New Delhi, March 14: The depreciation of the rupee against the dollar would come as a welcome relief to exporters who had been hit hard by the weak demand in the global market.

The rupee traded around 51.52 to a dollar on Friday with some analysts saying it could touch a new low of about 53 to 56 against the greenback in the coming weeks.

Analysts said the weak rupee would make Indian goods price-competitive, especially when exports had plunged 16 per cent in January. Moreover, trends indicated that merchandise trade was unlikely to go up this fiscal.

The government has scaled down the export target for this fiscal to $175 billion from $200 billion because of global recession.

FIEO said the depreciation of the rupee was a positive thing for exporters. The trading community would be able to compete with Beijing as the Chinese Yuan had not depreciated substantially like the rupee. The textile sector is definitely benefiting as far as the US and European markets are concerned.

G.K. Gupta, former FIEO president, said, “The weakening of the rupee against the dollar is a good sign. If it continues to be in that range for some weeks, exporters will be benefited.”

Labour intensive sectors such as textiles and garments, gems and jewellery and leather will benefit, analysts said.

“The rupee has fallen by over 25 per cent in the last eight to nine months. Projections of further weakening will bring back the competitiveness of exporters who have been losing market,” said Rakesh Vaid, chairman of the Apparel Export Promotion Council.

Data lines
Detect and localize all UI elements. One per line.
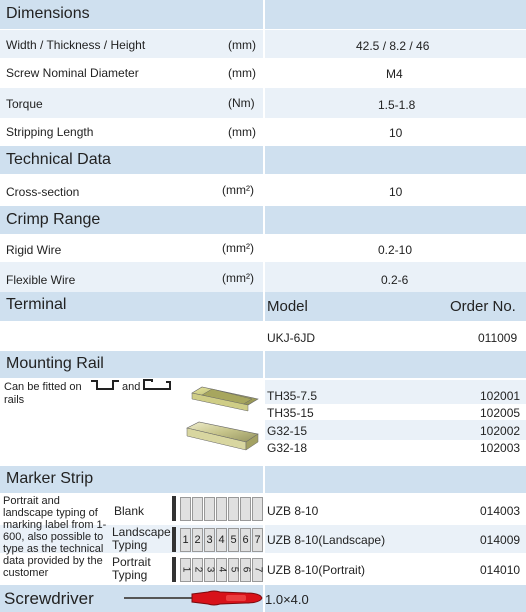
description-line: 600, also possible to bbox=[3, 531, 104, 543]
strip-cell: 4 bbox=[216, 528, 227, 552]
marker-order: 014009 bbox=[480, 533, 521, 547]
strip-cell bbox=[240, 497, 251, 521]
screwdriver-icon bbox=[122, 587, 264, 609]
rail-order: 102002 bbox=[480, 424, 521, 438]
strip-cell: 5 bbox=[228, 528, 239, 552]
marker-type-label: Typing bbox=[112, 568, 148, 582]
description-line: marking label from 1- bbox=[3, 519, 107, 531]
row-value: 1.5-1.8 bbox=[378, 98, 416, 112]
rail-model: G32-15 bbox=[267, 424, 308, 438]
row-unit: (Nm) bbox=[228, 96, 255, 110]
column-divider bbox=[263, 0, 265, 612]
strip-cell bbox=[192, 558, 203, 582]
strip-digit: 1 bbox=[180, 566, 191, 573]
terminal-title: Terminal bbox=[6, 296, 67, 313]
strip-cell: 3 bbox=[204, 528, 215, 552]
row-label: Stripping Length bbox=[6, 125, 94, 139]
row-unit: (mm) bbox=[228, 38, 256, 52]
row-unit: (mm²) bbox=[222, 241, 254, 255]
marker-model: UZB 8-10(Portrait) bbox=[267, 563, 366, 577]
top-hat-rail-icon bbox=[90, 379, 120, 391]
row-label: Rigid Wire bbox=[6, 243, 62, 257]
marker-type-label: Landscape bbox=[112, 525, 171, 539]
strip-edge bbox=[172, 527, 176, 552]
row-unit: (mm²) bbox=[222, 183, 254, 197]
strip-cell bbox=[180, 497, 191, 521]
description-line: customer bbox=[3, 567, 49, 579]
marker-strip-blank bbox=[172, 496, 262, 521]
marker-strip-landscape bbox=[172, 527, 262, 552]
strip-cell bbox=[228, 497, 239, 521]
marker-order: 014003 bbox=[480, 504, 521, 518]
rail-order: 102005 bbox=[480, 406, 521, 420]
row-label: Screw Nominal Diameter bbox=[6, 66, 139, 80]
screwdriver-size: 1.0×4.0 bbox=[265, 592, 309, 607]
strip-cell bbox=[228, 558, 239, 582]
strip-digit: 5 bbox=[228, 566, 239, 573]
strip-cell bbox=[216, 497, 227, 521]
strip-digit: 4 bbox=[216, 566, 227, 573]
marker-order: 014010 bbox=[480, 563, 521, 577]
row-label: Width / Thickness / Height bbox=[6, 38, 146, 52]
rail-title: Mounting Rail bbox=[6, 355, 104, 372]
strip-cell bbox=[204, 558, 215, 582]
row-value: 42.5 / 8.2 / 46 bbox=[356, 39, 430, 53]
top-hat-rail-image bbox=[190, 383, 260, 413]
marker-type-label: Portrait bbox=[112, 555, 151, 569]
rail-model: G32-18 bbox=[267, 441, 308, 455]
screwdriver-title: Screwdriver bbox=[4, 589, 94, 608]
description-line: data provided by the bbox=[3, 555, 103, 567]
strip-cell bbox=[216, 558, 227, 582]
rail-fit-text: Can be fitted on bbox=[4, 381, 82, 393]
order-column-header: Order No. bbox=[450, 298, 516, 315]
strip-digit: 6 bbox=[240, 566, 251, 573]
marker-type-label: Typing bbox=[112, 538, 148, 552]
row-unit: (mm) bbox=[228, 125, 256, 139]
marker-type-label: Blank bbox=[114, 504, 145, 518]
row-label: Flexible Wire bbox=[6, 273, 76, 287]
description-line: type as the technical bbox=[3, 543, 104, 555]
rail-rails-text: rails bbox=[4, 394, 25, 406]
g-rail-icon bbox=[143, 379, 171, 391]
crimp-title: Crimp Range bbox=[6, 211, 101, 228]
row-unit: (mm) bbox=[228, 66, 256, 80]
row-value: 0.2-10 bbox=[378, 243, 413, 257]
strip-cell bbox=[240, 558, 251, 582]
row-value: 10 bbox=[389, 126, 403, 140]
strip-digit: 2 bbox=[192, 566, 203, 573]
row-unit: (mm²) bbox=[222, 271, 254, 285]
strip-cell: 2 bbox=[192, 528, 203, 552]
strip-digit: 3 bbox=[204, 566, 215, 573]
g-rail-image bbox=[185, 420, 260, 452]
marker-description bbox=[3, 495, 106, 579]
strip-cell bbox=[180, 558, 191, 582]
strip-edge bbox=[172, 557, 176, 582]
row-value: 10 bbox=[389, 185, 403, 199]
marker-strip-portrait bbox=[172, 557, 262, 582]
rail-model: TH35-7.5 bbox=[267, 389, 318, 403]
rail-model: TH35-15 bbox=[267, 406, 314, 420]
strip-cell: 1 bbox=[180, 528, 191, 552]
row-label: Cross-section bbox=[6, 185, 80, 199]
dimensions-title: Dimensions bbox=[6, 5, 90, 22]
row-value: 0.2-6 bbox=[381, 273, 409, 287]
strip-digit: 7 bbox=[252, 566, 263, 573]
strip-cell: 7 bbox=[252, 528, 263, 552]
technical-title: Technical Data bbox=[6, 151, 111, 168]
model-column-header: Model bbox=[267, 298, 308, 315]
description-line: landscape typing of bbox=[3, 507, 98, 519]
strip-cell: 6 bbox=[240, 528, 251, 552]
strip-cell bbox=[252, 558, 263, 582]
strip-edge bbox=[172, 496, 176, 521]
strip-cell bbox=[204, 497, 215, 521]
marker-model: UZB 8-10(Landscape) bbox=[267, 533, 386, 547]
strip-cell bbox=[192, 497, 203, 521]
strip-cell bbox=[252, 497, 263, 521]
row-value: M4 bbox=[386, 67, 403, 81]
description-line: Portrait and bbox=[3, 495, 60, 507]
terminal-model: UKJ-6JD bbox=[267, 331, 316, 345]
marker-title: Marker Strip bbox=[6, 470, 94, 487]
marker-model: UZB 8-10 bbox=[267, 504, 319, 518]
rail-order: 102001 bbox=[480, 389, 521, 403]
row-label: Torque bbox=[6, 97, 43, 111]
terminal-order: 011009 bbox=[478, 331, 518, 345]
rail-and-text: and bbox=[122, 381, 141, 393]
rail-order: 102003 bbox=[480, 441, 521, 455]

◆ **JOBS**:
**a)** In the article on the rupee's depreciation, to what figure did the government scale down this fiscal's export target?
**b)** Carry on the article about the rupee's depreciation, picking up after its final paragraph.

◆ **ANSWERS PER TASK**:
**a)** $175 billion, down from $200 billion.

**b)**
Analysts said the weak rupee would help the country step up its exports in the global markets and would provide protection to domestic enterprises as imports will become less profitable.

K.T. Chacko, director of the Indian Institute of Foreign Trade, said, “For exporters to reap the full benefits of the weakening of the rupee, the currency has to be in that range for a reasonable period of time as export contract and price contract deals take time.”

Goldman Sachs said the rupee would remain weak over the next three months because of the economic slowdown and weak sentiment owing to a high fiscal deficit and a recent downgrade of India’s rating outlook by S&P.

Barclays Capital said the rupee might depreciate further to hit 56 in three months as the slowdown would arrest the inflow of the dollar.

Exports during April to January were up 13.2 per cent to $144.27 billion from a year earlier, while trade deficit during the period stood at $99.1 billion from $66.8 billion a year ago.